Goal ▸ Please restate the following records word for word.

— START OF Excerpted records —

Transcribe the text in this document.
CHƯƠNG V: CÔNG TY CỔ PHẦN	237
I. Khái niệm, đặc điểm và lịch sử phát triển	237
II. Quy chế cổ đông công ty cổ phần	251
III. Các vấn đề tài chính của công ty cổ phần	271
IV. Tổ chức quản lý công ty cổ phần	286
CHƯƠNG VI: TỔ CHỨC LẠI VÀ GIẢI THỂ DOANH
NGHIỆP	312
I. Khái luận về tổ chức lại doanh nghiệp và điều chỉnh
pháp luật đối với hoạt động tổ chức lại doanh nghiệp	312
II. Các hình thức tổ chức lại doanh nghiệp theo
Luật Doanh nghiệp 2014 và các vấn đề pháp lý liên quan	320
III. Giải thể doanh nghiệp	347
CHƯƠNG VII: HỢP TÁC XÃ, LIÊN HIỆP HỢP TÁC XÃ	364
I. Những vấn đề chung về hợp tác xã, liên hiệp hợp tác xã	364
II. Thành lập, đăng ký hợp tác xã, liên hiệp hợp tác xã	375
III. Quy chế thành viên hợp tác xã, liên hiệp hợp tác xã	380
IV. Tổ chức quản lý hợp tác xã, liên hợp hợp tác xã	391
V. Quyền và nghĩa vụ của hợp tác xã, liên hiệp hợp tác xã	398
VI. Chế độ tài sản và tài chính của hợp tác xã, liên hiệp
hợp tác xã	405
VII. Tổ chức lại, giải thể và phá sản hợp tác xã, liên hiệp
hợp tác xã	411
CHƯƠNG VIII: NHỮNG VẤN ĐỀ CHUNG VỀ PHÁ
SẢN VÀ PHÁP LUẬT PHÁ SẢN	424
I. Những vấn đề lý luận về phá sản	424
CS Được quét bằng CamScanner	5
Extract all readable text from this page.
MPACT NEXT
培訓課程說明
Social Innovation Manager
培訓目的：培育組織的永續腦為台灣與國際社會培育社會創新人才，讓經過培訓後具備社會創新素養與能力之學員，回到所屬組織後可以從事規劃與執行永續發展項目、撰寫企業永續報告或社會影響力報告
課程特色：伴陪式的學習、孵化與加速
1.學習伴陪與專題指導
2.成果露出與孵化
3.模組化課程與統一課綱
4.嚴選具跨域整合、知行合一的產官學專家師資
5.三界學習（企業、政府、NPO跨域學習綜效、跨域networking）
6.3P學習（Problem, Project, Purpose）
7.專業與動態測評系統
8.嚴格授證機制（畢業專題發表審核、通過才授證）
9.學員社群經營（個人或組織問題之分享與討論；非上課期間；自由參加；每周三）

— END OF Excerpted records —

Right answer ▸
Transcribe the text in this document.
CHƯƠNG V: CÔNG TY CỔ PHẦN	237
I. Khái niệm, đặc điểm và lịch sử phát triển	237
II. Quy chế cổ đông công ty cổ phần	251
III. Các vấn đề tài chính của công ty cổ phần	271
IV. Tổ chức quản lý công ty cổ phần	286
CHƯƠNG VI: TỔ CHỨC LẠI VÀ GIẢI THỂ DOANH
NGHIỆP	312
I. Khái luận về tổ chức lại doanh nghiệp và điều chỉnh
pháp luật đối với hoạt động tổ chức lại doanh nghiệp	312
II. Các hình thức tổ chức lại doanh nghiệp theo
Luật Doanh nghiệp 2014 và các vấn đề pháp lý liên quan	320
III. Giải thể doanh nghiệp	347
CHƯƠNG VII: HỢP TÁC XÃ, LIÊN HIỆP HỢP TÁC XÃ	364
I. Những vấn đề chung về hợp tác xã, liên hiệp hợp tác xã	364
II. Thành lập, đăng ký hợp tác xã, liên hiệp hợp tác xã	375
III. Quy chế thành viên hợp tác xã, liên hiệp hợp tác xã	380
IV. Tổ chức quản lý hợp tác xã, liên hợp hợp tác xã	391
V. Quyền và nghĩa vụ của hợp tác xã, liên hiệp hợp tác xã	398
VI. Chế độ tài sản và tài chính của hợp tác xã, liên hiệp
hợp tác xã	405
VII. Tổ chức lại, giải thể và phá sản hợp tác xã, liên hiệp
hợp tác xã	411
CHƯƠNG VIII: NHỮNG VẤN ĐỀ CHUNG VỀ PHÁ
SẢN VÀ PHÁP LUẬT PHÁ SẢN	424
I. Những vấn đề lý luận về phá sản	424
CS Được quét bằng CamScanner	5
Extract all readable text from this page.
MPACT NEXT
培訓課程說明
Social Innovation Manager
培訓目的：培育組織的永續腦為台灣與國際社會培育社會創新人才，讓經過培訓後具備社會創新素養與能力之學員，回到所屬組織後可以從事規劃與執行永續發展項目、撰寫企業永續報告或社會影響力報告
課程特色：伴陪式的學習、孵化與加速
1.學習伴陪與專題指導
2.成果露出與孵化
3.模組化課程與統一課綱
4.嚴選具跨域整合、知行合一的產官學專家師資
5.三界學習（企業、政府、NPO跨域學習綜效、跨域networking）
6.3P學習（Problem, Project, Purpose）
7.專業與動態測評系統
8.嚴格授證機制（畢業專題發表審核、通過才授證）
9.學員社群經營（個人或組織問題之分享與討論；非上課期間；自由參加；每周三）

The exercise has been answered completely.